The data below needs to be returned exactly, line for line.

• • • •

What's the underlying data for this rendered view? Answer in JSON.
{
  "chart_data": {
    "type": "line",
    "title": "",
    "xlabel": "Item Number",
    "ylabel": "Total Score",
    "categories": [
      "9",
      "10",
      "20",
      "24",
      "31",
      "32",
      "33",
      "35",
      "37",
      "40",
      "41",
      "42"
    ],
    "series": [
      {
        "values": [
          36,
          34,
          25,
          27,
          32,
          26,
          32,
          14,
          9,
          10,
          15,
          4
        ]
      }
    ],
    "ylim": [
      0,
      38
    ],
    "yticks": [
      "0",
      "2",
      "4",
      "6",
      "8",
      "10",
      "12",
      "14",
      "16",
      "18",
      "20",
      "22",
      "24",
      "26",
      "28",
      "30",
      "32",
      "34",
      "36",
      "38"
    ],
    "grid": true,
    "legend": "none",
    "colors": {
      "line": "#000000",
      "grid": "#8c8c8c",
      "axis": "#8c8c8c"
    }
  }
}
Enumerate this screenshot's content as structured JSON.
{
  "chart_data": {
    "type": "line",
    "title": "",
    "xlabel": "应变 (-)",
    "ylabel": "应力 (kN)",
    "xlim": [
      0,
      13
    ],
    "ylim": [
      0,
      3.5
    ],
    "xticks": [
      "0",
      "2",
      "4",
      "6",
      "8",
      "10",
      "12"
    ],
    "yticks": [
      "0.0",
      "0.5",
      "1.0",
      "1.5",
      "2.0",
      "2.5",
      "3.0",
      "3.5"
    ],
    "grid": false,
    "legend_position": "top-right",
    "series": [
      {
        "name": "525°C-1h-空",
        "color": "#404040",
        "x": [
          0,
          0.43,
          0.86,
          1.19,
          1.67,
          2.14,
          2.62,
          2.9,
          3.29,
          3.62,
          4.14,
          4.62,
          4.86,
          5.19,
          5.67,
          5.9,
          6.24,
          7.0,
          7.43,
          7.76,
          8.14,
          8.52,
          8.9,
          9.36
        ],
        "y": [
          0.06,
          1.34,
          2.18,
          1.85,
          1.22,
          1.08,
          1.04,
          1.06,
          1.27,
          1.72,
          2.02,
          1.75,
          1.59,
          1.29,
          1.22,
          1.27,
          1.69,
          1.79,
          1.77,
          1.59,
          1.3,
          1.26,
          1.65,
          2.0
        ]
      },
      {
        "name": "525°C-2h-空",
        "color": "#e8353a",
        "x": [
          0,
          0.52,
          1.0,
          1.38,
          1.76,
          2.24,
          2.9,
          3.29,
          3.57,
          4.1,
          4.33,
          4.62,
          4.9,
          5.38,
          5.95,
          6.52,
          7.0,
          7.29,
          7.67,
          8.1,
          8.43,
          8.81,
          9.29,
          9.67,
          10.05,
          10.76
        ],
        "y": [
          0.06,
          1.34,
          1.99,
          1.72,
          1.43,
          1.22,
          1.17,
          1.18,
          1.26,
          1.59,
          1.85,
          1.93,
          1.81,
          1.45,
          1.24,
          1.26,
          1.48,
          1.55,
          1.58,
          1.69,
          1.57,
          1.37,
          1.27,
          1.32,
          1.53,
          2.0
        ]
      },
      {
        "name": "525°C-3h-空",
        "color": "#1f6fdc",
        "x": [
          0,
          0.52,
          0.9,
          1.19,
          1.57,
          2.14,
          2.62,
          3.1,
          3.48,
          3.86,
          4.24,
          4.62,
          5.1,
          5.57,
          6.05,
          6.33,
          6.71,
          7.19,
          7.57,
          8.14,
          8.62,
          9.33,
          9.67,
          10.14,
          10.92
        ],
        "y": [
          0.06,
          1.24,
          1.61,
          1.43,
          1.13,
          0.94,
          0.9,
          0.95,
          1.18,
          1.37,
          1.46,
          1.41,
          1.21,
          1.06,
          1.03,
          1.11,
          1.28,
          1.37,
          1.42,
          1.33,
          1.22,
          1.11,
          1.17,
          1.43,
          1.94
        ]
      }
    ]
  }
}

• • • •

- **RESPONSE FOR THIS EXERCISE**:
What's the underlying data for this rendered view? Answer in JSON.
{
  "chart_data": {
    "type": "line",
    "title": "",
    "xlabel": "Item Number",
    "ylabel": "Total Score",
    "categories": [
      "9",
      "10",
      "20",
      "24",
      "31",
      "32",
      "33",
      "35",
      "37",
      "40",
      "41",
      "42"
    ],
    "series": [
      {
        "values": [
          36,
          34,
          25,
          27,
          32,
          26,
          32,
          14,
          9,
          10,
          15,
          4
        ]
      }
    ],
    "ylim": [
      0,
      38
    ],
    "yticks": [
      "0",
      "2",
      "4",
      "6",
      "8",
      "10",
      "12",
      "14",
      "16",
      "18",
      "20",
      "22",
      "24",
      "26",
      "28",
      "30",
      "32",
      "34",
      "36",
      "38"
    ],
    "grid": true,
    "legend": "none",
    "colors": {
      "line": "#000000",
      "grid": "#8c8c8c",
      "axis": "#8c8c8c"
    }
  }
}
Enumerate this screenshot's content as structured JSON.
{
  "chart_data": {
    "type": "line",
    "title": "",
    "xlabel": "应变 (-)",
    "ylabel": "应力 (kN)",
    "xlim": [
      0,
      13
    ],
    "ylim": [
      0,
      3.5
    ],
    "xticks": [
      "0",
      "2",
      "4",
      "6",
      "8",
      "10",
      "12"
    ],
    "yticks": [
      "0.0",
      "0.5",
      "1.0",
      "1.5",
      "2.0",
      "2.5",
      "3.0",
      "3.5"
    ],
    "grid": false,
    "legend_position": "top-right",
    "series": [
      {
        "name": "525°C-1h-空",
        "color": "#404040",
        "x": [
          0,
          0.43,
          0.86,
          1.19,
          1.67,
          2.14,
          2.62,
          2.9,
          3.29,
          3.62,
          4.14,
          4.62,
          4.86,
          5.19,
          5.67,
          5.9,
          6.24,
          7.0,
          7.43,
          7.76,
          8.14,
          8.52,
          8.9,
          9.36
        ],
        "y": [
          0.06,
          1.34,
          2.18,
          1.85,
          1.22,
          1.08,
          1.04,
          1.06,
          1.27,
          1.72,
          2.02,
          1.75,
          1.59,
          1.29,
          1.22,
          1.27,
          1.69,
          1.79,
          1.77,
          1.59,
          1.3,
          1.26,
          1.65,
          2.0
        ]
      },
      {
        "name": "525°C-2h-空",
        "color": "#e8353a",
        "x": [
          0,
          0.52,
          1.0,
          1.38,
          1.76,
          2.24,
          2.9,
          3.29,
          3.57,
          4.1,
          4.33,
          4.62,
          4.9,
          5.38,
          5.95,
          6.52,
          7.0,
          7.29,
          7.67,
          8.1,
          8.43,
          8.81,
          9.29,
          9.67,
          10.05,
          10.76
        ],
        "y": [
          0.06,
          1.34,
          1.99,
          1.72,
          1.43,
          1.22,
          1.17,
          1.18,
          1.26,
          1.59,
          1.85,
          1.93,
          1.81,
          1.45,
          1.24,
          1.26,
          1.48,
          1.55,
          1.58,
          1.69,
          1.57,
          1.37,
          1.27,
          1.32,
          1.53,
          2.0
        ]
      },
      {
        "name": "525°C-3h-空",
        "color": "#1f6fdc",
        "x": [
          0,
          0.52,
          0.9,
          1.19,
          1.57,
          2.14,
          2.62,
          3.1,
          3.48,
          3.86,
          4.24,
          4.62,
          5.1,
          5.57,
          6.05,
          6.33,
          6.71,
          7.19,
          7.57,
          8.14,
          8.62,
          9.33,
          9.67,
          10.14,
          10.92
        ],
        "y": [
          0.06,
          1.24,
          1.61,
          1.43,
          1.13,
          0.94,
          0.9,
          0.95,
          1.18,
          1.37,
          1.46,
          1.41,
          1.21,
          1.06,
          1.03,
          1.11,
          1.28,
          1.37,
          1.42,
          1.33,
          1.22,
          1.11,
          1.17,
          1.43,
          1.94
        ]
      }
    ]
  }
}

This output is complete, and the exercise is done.